**PROVIDED RECORDS:**

● ● ● ● ●

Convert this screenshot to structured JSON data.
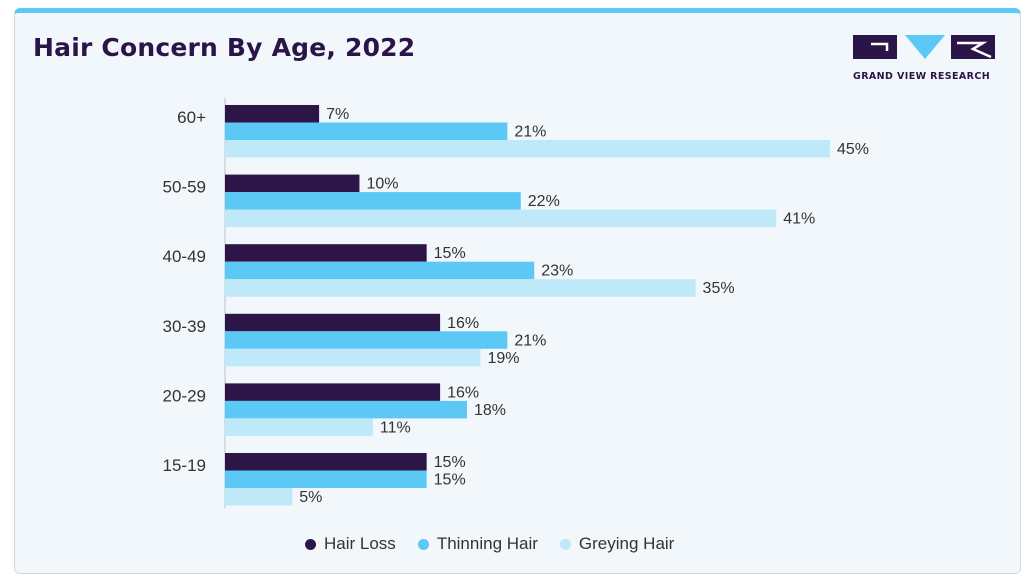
{
  "title": "Hair Concern By Age, 2022",
  "logo": {
    "text": "GRAND VIEW RESEARCH"
  },
  "colors": {
    "hair_loss": "#2d1548",
    "thinning_hair": "#5bc8f5",
    "greying_hair": "#bfe8f8",
    "title": "#2b1548",
    "accent": "#5bc8f5"
  },
  "chart_data": {
    "type": "bar",
    "orientation": "horizontal",
    "title": "Hair Concern By Age, 2022",
    "categories": [
      "60+",
      "50-59",
      "40-49",
      "30-39",
      "20-29",
      "15-19"
    ],
    "series": [
      {
        "name": "Hair Loss",
        "values": [
          7,
          10,
          15,
          16,
          16,
          15
        ]
      },
      {
        "name": "Thinning Hair",
        "values": [
          21,
          22,
          23,
          21,
          18,
          15
        ]
      },
      {
        "name": "Greying Hair",
        "values": [
          45,
          41,
          35,
          19,
          11,
          5
        ]
      }
    ],
    "value_suffix": "%",
    "xlim": [
      0,
      45
    ],
    "grid": false,
    "legend": "bottom"
  }
}
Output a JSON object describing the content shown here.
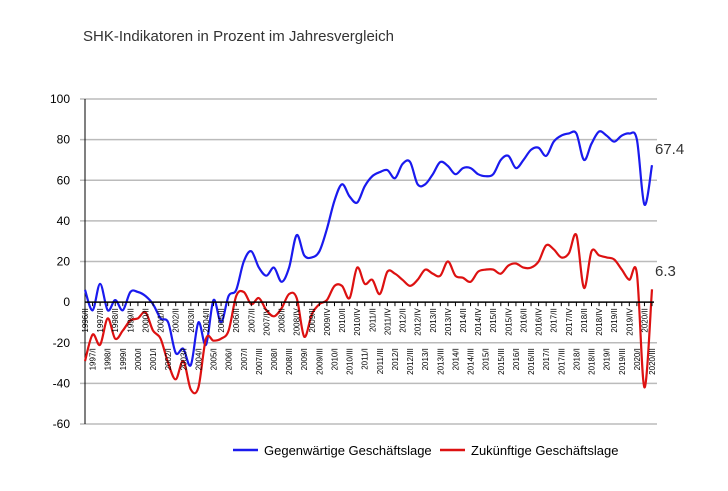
{
  "chart_data": {
    "type": "line",
    "title": "SHK-Indikatoren in Prozent im Jahresvergleich",
    "xlabel": "",
    "ylabel": "",
    "ylim": [
      -60,
      100
    ],
    "yticks": [
      100,
      80,
      60,
      40,
      20,
      0,
      -20,
      -40,
      -60
    ],
    "grid": true,
    "legend": "bottom",
    "x": [
      "1996/II",
      "1997/I",
      "1997/II",
      "1998/I",
      "1998/II",
      "1999/I",
      "1999/II",
      "2000/I",
      "2000/II",
      "2001/I",
      "2001/II",
      "2002/I",
      "2002/II",
      "2003/I",
      "2003/II",
      "2004/I",
      "2004/II",
      "2005/I",
      "2005/II",
      "2006/I",
      "2006/II",
      "2007/I",
      "2007/II",
      "2007/III",
      "2007/IV",
      "2008/I",
      "2008/II",
      "2008/III",
      "2008/IV",
      "2009/I",
      "2009/II",
      "2009/III",
      "2009/IV",
      "2010/I",
      "2010/II",
      "2010/III",
      "2010/IV",
      "2011/I",
      "2011/II",
      "2011/III",
      "2011/IV",
      "2012/I",
      "2012/II",
      "2012/III",
      "2012/IV",
      "2013/I",
      "2013/II",
      "2013/III",
      "2013/IV",
      "2014/I",
      "2014/II",
      "2014/III",
      "2014/IV",
      "2015/I",
      "2015/II",
      "2015/III",
      "2015/IV",
      "2016/I",
      "2016/II",
      "2016/III",
      "2016/IV",
      "2017/I",
      "2017/II",
      "2017/III",
      "2017/IV",
      "2018/I",
      "2018/II",
      "2018/III",
      "2018/IV",
      "2019/I",
      "2019/II",
      "2019/III",
      "2019/IV",
      "2020/I",
      "2020/II",
      "2020/III"
    ],
    "series": [
      {
        "name": "Gegenwärtige Geschäftslage",
        "color": "#1a1aee",
        "values": [
          6,
          -4,
          9,
          -4,
          1,
          -4,
          5,
          5,
          3,
          -1,
          -8,
          -10,
          -25,
          -23,
          -31,
          -10,
          -21,
          1,
          -10,
          3,
          6,
          20,
          25,
          17,
          13,
          17,
          10,
          17,
          33,
          23,
          22,
          25,
          36,
          50,
          58,
          52,
          49,
          57,
          62,
          64,
          65,
          61,
          68,
          69,
          58,
          58,
          63,
          69,
          67,
          63,
          66,
          66,
          63,
          62,
          63,
          70,
          72,
          66,
          70,
          75,
          76,
          72,
          79,
          82,
          83,
          83,
          70,
          78,
          84,
          82,
          79,
          82,
          83,
          80,
          48,
          67.4
        ]
      },
      {
        "name": "Zukünftige Geschäftslage",
        "color": "#dd1111",
        "values": [
          -29,
          -16,
          -21,
          -8,
          -18,
          -14,
          -9,
          -8,
          -5,
          -14,
          -18,
          -30,
          -38,
          -29,
          -43,
          -42,
          -18,
          -19,
          -18,
          -14,
          3,
          5,
          -1,
          2,
          -4,
          -7,
          -3,
          4,
          2,
          -17,
          -6,
          -1,
          1,
          8,
          8,
          2,
          17,
          9,
          11,
          4,
          15,
          14,
          11,
          8,
          11,
          16,
          14,
          13,
          20,
          13,
          12,
          10,
          15,
          16,
          16,
          14,
          18,
          19,
          17,
          17,
          20,
          28,
          26,
          22,
          24,
          33,
          7,
          25,
          23,
          22,
          21,
          16,
          11,
          14,
          -42,
          6.3
        ]
      }
    ],
    "annotations": [
      "67.4",
      "6.3"
    ]
  }
}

● ● ● ● ●

Pick out every line above that holds the word "JSON" and copy it.

**FULL RESPONSE:**
Convert this screenshot to structured JSON data.
Output a JSON object describing the content shown here.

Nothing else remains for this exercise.